= Data extracted from a collection =
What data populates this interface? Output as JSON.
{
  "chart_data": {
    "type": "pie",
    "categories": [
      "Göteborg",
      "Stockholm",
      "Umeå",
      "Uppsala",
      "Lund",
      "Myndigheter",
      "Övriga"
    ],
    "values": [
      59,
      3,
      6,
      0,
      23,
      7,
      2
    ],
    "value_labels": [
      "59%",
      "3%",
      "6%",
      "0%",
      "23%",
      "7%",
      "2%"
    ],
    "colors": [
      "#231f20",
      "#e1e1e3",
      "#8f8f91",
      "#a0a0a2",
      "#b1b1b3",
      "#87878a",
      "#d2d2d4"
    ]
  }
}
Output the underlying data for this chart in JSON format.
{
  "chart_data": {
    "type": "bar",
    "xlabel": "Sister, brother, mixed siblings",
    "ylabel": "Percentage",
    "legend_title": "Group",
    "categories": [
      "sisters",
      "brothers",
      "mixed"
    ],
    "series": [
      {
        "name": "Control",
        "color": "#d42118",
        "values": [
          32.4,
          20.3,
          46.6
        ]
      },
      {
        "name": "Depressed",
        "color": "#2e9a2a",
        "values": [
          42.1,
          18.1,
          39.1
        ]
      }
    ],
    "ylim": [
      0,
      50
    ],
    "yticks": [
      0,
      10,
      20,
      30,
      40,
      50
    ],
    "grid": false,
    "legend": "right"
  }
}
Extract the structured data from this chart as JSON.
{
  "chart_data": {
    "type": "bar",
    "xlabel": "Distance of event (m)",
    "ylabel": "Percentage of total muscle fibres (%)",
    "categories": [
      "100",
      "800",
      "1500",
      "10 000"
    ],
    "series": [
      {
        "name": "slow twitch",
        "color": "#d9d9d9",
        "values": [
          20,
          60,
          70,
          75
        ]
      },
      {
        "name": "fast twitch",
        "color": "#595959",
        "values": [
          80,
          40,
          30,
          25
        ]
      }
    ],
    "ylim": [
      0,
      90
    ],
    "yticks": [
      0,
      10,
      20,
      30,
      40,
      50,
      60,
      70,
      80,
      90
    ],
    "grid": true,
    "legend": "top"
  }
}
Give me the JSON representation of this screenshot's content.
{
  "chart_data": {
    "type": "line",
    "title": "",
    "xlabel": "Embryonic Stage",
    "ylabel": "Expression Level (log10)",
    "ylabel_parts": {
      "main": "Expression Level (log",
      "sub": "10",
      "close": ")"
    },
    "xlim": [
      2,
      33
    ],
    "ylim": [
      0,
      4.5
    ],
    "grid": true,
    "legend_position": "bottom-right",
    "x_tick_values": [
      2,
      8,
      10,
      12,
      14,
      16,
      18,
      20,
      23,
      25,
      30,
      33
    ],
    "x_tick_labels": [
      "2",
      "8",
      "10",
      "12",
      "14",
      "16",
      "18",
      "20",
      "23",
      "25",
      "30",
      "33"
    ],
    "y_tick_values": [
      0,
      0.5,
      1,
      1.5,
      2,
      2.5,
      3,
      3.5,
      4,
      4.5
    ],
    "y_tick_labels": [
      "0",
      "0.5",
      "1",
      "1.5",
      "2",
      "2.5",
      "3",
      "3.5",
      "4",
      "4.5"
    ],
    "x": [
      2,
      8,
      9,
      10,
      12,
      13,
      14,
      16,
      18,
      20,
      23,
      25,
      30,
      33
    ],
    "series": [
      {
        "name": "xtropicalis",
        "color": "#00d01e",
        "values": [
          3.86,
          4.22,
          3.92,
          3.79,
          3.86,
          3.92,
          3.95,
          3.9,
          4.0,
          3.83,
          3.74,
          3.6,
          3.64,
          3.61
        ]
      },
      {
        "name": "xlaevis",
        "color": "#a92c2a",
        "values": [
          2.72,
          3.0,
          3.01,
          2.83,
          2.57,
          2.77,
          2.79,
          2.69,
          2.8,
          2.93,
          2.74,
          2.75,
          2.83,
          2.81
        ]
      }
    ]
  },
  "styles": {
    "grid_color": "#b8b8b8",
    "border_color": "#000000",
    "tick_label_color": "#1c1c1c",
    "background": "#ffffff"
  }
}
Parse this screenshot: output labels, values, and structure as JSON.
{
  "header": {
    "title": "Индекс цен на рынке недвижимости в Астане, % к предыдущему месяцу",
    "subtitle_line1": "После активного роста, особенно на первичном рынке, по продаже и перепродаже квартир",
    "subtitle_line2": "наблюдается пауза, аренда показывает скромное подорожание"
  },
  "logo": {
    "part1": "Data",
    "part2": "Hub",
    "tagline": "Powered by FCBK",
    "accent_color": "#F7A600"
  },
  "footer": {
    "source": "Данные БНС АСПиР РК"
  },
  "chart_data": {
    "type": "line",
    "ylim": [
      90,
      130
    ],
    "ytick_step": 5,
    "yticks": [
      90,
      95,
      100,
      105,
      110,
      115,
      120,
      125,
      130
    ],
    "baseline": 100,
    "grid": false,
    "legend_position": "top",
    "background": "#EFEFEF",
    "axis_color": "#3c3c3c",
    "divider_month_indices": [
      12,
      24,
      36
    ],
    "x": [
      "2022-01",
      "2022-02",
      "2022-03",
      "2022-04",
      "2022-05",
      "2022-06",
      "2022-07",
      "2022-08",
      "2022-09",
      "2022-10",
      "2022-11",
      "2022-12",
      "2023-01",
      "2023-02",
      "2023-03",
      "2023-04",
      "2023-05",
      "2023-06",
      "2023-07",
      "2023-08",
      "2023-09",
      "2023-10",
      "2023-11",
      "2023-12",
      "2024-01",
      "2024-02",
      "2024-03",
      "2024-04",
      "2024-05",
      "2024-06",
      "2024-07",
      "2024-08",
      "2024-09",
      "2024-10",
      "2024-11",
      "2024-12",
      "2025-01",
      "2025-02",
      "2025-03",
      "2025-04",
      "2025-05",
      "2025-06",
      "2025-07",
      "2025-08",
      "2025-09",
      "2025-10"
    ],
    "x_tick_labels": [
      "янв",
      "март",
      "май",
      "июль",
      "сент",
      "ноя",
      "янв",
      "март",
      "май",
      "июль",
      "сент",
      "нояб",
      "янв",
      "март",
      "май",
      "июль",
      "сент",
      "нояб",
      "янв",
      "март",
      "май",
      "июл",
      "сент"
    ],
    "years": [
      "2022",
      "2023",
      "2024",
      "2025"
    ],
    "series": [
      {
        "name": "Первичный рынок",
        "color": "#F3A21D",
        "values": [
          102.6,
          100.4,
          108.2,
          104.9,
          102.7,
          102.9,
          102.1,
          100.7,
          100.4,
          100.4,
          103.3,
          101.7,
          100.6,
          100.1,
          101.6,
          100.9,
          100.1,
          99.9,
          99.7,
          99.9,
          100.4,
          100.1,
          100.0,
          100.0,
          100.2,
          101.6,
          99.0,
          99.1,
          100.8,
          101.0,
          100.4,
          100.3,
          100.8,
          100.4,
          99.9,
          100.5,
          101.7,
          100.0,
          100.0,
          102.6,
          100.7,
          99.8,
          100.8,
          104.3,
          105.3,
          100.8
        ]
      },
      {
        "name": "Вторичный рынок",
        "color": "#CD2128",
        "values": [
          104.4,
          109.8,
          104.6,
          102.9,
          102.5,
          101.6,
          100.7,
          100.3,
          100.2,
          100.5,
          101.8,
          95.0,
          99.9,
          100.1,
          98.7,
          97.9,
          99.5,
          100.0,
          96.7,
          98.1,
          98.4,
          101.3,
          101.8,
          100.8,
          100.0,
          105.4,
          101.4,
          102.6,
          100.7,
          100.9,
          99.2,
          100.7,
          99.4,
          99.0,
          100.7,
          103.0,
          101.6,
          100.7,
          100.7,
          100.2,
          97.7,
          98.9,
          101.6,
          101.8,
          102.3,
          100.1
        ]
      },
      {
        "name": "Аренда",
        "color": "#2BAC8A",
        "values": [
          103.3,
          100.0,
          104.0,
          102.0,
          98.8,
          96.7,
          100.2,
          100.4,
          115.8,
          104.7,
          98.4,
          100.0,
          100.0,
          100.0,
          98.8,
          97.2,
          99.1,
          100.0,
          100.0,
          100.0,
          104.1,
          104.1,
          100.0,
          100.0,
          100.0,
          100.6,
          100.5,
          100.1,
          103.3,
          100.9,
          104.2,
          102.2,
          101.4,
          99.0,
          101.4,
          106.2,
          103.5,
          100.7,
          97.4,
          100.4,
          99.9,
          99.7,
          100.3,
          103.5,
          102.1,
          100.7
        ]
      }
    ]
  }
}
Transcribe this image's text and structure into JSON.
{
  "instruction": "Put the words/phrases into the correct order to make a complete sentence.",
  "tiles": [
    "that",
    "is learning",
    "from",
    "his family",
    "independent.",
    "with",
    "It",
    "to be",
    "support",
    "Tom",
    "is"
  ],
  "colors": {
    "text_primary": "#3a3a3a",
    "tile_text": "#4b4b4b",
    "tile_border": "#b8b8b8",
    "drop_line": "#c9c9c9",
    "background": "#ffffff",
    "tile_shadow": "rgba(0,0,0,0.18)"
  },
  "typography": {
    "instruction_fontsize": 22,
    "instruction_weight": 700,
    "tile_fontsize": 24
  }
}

= Your task =
Identify the lines that hold the word "xlabel". Copy every one of them.

= Complete answer =
    "xlabel": "Sister, brother, mixed siblings",
    "xlabel": "Distance of event (m)",
    "xlabel": "Embryonic Stage",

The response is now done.